- Records supplied:
* begin *

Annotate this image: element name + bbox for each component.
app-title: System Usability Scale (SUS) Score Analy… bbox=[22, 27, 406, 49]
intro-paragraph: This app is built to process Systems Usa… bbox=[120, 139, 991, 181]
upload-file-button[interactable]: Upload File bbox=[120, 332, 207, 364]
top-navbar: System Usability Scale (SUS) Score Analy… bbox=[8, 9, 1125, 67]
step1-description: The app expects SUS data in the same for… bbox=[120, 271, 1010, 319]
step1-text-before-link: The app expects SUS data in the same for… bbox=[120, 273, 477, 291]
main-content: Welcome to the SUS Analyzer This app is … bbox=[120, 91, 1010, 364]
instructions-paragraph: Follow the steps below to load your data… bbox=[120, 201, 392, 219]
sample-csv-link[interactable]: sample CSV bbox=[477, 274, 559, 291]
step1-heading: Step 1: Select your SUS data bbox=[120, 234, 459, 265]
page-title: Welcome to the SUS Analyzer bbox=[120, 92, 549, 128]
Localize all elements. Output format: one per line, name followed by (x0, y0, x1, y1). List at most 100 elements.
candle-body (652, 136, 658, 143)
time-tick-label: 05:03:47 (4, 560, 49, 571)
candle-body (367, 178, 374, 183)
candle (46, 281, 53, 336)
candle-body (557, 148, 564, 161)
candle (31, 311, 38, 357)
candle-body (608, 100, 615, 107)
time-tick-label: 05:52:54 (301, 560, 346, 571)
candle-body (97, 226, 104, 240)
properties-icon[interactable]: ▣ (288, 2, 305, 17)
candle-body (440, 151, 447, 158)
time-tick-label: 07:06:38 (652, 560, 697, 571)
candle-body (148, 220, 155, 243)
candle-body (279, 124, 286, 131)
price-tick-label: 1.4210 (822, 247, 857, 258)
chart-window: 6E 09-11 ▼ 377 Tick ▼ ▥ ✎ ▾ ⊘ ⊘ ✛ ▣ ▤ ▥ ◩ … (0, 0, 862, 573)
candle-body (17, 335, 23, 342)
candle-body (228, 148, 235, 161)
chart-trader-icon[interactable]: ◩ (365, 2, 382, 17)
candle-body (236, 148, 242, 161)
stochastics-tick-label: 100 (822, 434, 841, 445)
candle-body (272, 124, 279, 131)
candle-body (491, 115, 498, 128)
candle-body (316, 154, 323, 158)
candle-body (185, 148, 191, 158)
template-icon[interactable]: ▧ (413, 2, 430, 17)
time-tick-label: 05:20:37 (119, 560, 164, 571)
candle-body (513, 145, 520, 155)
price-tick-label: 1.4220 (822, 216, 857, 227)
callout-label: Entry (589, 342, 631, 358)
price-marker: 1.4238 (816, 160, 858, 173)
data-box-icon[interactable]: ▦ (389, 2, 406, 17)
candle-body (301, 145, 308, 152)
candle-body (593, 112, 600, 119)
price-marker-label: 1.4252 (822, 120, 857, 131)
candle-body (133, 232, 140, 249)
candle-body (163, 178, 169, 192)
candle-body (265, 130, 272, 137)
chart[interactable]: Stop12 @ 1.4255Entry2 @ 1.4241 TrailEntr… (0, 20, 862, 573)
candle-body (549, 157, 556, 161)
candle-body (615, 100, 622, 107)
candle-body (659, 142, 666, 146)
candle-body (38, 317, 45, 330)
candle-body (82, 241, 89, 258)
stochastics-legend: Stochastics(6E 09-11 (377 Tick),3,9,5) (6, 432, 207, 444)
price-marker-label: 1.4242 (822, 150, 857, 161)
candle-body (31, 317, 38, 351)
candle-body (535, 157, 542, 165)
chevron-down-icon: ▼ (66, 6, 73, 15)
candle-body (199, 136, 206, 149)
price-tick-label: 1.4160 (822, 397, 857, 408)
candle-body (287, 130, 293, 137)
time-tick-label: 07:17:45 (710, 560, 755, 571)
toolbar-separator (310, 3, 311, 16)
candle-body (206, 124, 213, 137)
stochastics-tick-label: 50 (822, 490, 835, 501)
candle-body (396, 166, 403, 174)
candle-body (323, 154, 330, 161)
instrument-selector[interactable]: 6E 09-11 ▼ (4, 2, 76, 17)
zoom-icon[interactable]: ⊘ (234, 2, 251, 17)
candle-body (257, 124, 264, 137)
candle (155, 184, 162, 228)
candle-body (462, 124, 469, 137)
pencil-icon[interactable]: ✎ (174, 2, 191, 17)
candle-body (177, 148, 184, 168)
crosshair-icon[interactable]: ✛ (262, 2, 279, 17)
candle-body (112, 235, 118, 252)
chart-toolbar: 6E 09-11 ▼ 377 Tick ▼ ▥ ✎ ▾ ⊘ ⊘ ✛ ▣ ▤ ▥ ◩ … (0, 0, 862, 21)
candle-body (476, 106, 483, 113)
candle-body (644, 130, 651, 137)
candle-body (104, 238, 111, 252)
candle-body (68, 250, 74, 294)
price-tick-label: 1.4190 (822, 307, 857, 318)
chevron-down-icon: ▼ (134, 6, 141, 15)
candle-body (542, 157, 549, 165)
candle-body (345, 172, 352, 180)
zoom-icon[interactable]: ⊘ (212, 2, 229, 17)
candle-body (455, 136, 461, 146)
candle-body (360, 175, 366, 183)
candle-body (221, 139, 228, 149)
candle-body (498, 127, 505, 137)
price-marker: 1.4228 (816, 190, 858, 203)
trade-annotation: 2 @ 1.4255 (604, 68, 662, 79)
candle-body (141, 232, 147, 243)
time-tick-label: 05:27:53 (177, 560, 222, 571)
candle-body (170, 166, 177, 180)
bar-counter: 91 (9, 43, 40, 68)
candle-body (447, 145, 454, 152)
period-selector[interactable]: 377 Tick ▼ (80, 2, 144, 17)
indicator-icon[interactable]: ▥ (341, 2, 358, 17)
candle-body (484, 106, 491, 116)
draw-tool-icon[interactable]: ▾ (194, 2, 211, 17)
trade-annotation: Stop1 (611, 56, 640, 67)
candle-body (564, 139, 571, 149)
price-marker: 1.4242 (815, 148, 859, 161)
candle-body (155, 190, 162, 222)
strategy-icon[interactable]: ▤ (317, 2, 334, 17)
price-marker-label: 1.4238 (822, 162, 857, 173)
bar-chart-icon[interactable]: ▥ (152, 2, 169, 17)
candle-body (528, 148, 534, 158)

* end *

Express every line of the rows above as a Markdown table with a No. column for the line number and a Line column for the text, and omit any blank lines.

| No. | Line |
|---|---|
| 1 | Annotate this image: element name + bbox for each component. |
| 2 | app-title: System Usability Scale (SUS) Score Analy… bbox=[22, 27, 406, 49] |
| 3 | intro-paragraph: This app is built to process Systems Usa… bbox=[120, 139, 991, 181] |
| 4 | upload-file-button[interactable]: Upload File bbox=[120, 332, 207, 364] |
| 5 | top-navbar: System Usability Scale (SUS) Score Analy… bbox=[8, 9, 1125, 67] |
| 6 | step1-description: The app expects SUS data in the same for… bbox=[120, 271, 1010, 319] |
| 7 | step1-text-before-link: The app expects SUS data in the same for… bbox=[120, 273, 477, 291] |
| 8 | main-content: Welcome to the SUS Analyzer This app is … bbox=[120, 91, 1010, 364] |
| 9 | instructions-paragraph: Follow the steps below to load your data… bbox=[120, 201, 392, 219] |
| 10 | sample-csv-link[interactable]: sample CSV bbox=[477, 274, 559, 291] |
| 11 | step1-heading: Step 1: Select your SUS data bbox=[120, 234, 459, 265] |
| 12 | page-title: Welcome to the SUS Analyzer bbox=[120, 92, 549, 128] |
| 13 | Localize all elements. Output format: one per line, name followed by (x0, y0, x1, y1). List at most 100 elements. |
| 14 | candle-body (652, 136, 658, 143) |
| 15 | time-tick-label: 05:03:47 (4, 560, 49, 571) |
| 16 | candle-body (367, 178, 374, 183) |
| 17 | candle (46, 281, 53, 336) |
| 18 | candle-body (557, 148, 564, 161) |
| 19 | candle (31, 311, 38, 357) |
| 20 | candle-body (608, 100, 615, 107) |
| 21 | time-tick-label: 05:52:54 (301, 560, 346, 571) |
| 22 | candle-body (97, 226, 104, 240) |
| 23 | properties-icon[interactable]: ▣ (288, 2, 305, 17) |
| 24 | candle-body (440, 151, 447, 158) |
| 25 | time-tick-label: 07:06:38 (652, 560, 697, 571) |
| 26 | candle-body (148, 220, 155, 243) |
| 27 | candle-body (279, 124, 286, 131) |
| 28 | price-tick-label: 1.4210 (822, 247, 857, 258) |
| 29 | chart-window: 6E 09-11 ▼ 377 Tick ▼ ▥ ✎ ▾ ⊘ ⊘ ✛ ▣ ▤ ▥ ◩ … (0, 0, 862, 573) |
| 30 | candle-body (17, 335, 23, 342) |
| 31 | candle-body (228, 148, 235, 161) |
| 32 | chart-trader-icon[interactable]: ◩ (365, 2, 382, 17) |
| 33 | candle-body (236, 148, 242, 161) |
| 34 | stochastics-tick-label: 100 (822, 434, 841, 445) |
| 35 | candle-body (272, 124, 279, 131) |
| 36 | candle-body (491, 115, 498, 128) |
| 37 | candle-body (316, 154, 323, 158) |
| 38 | candle-body (185, 148, 191, 158) |
| 39 | template-icon[interactable]: ▧ (413, 2, 430, 17) |
| 40 | time-tick-label: 05:20:37 (119, 560, 164, 571) |
| 41 | candle-body (513, 145, 520, 155) |
| 42 | price-tick-label: 1.4220 (822, 216, 857, 227) |
| 43 | callout-label: Entry (589, 342, 631, 358) |
| 44 | price-marker: 1.4238 (816, 160, 858, 173) |
| 45 | data-box-icon[interactable]: ▦ (389, 2, 406, 17) |
| 46 | candle-body (301, 145, 308, 152) |
| 47 | candle-body (593, 112, 600, 119) |
| 48 | price-marker-label: 1.4252 (822, 120, 857, 131) |
| 49 | candle-body (133, 232, 140, 249) |
| 50 | candle-body (163, 178, 169, 192) |
| 51 | candle-body (265, 130, 272, 137) |
| 52 | chart[interactable]: Stop12 @ 1.4255Entry2 @ 1.4241 TrailEntr… (0, 20, 862, 573) |
| 53 | candle-body (549, 157, 556, 161) |
| 54 | candle-body (615, 100, 622, 107) |
| 55 | candle-body (659, 142, 666, 146) |
| 56 | candle-body (38, 317, 45, 330) |
| 57 | candle-body (82, 241, 89, 258) |
| 58 | stochastics-legend: Stochastics(6E 09-11 (377 Tick),3,9,5) (6, 432, 207, 444) |
| 59 | price-marker-label: 1.4242 (822, 150, 857, 161) |
| 60 | candle-body (31, 317, 38, 351) |
| 61 | candle-body (535, 157, 542, 165) |
| 62 | chevron-down-icon: ▼ (66, 6, 73, 15) |
| 63 | candle-body (199, 136, 206, 149) |
| 64 | price-tick-label: 1.4160 (822, 397, 857, 408) |
| 65 | candle-body (287, 130, 293, 137) |
| 66 | time-tick-label: 07:17:45 (710, 560, 755, 571) |
| 67 | toolbar-separator (310, 3, 311, 16) |
| 68 | candle-body (206, 124, 213, 137) |
| 69 | stochastics-tick-label: 50 (822, 490, 835, 501) |
| 70 | candle-body (396, 166, 403, 174) |
| 71 | candle-body (323, 154, 330, 161) |
| 72 | instrument-selector[interactable]: 6E 09-11 ▼ (4, 2, 76, 17) |
| 73 | zoom-icon[interactable]: ⊘ (234, 2, 251, 17) |
| 74 | candle-body (257, 124, 264, 137) |
| 75 | candle (155, 184, 162, 228) |
| 76 | candle-body (462, 124, 469, 137) |
| 77 | pencil-icon[interactable]: ✎ (174, 2, 191, 17) |
| 78 | candle-body (177, 148, 184, 168) |
| 79 | crosshair-icon[interactable]: ✛ (262, 2, 279, 17) |
| 80 | candle-body (112, 235, 118, 252) |
| 81 | chart-toolbar: 6E 09-11 ▼ 377 Tick ▼ ▥ ✎ ▾ ⊘ ⊘ ✛ ▣ ▤ ▥ ◩ … (0, 0, 862, 21) |
| 82 | candle-body (476, 106, 483, 113) |
| 83 | candle-body (644, 130, 651, 137) |
| 84 | candle-body (104, 238, 111, 252) |
| 85 | candle-body (68, 250, 74, 294) |
| 86 | price-tick-label: 1.4190 (822, 307, 857, 318) |
| 87 | chevron-down-icon: ▼ (134, 6, 141, 15) |
| 88 | candle-body (542, 157, 549, 165) |
| 89 | candle-body (345, 172, 352, 180) |
| 90 | zoom-icon[interactable]: ⊘ (212, 2, 229, 17) |
| 91 | candle-body (455, 136, 461, 146) |
| 92 | candle-body (360, 175, 366, 183) |
| 93 | candle-body (221, 139, 228, 149) |
| 94 | candle-body (498, 127, 505, 137) |
| 95 | price-marker: 1.4228 (816, 190, 858, 203) |
| 96 | trade-annotation: 2 @ 1.4255 (604, 68, 662, 79) |
| 97 | candle-body (141, 232, 147, 243) |
| 98 | time-tick-label: 05:27:53 (177, 560, 222, 571) |
| 99 | candle-body (170, 166, 177, 180) |
| 100 | bar-counter: 91 (9, 43, 40, 68) |
| 101 | candle-body (447, 145, 454, 152) |
| 102 | period-selector[interactable]: 377 Tick ▼ (80, 2, 144, 17) |
| 103 | indicator-icon[interactable]: ▥ (341, 2, 358, 17) |
| 104 | candle-body (484, 106, 491, 116) |
| 105 | draw-tool-icon[interactable]: ▾ (194, 2, 211, 17) |
| 106 | trade-annotation: Stop1 (611, 56, 640, 67) |
| 107 | candle-body (564, 139, 571, 149) |
| 108 | price-marker: 1.4242 (815, 148, 859, 161) |
| 109 | candle-body (155, 190, 162, 222) |
| 110 | strategy-icon[interactable]: ▤ (317, 2, 334, 17) |
| 111 | price-marker-label: 1.4238 (822, 162, 857, 173) |
| 112 | bar-chart-icon[interactable]: ▥ (152, 2, 169, 17) |
| 113 | candle-body (528, 148, 534, 158) |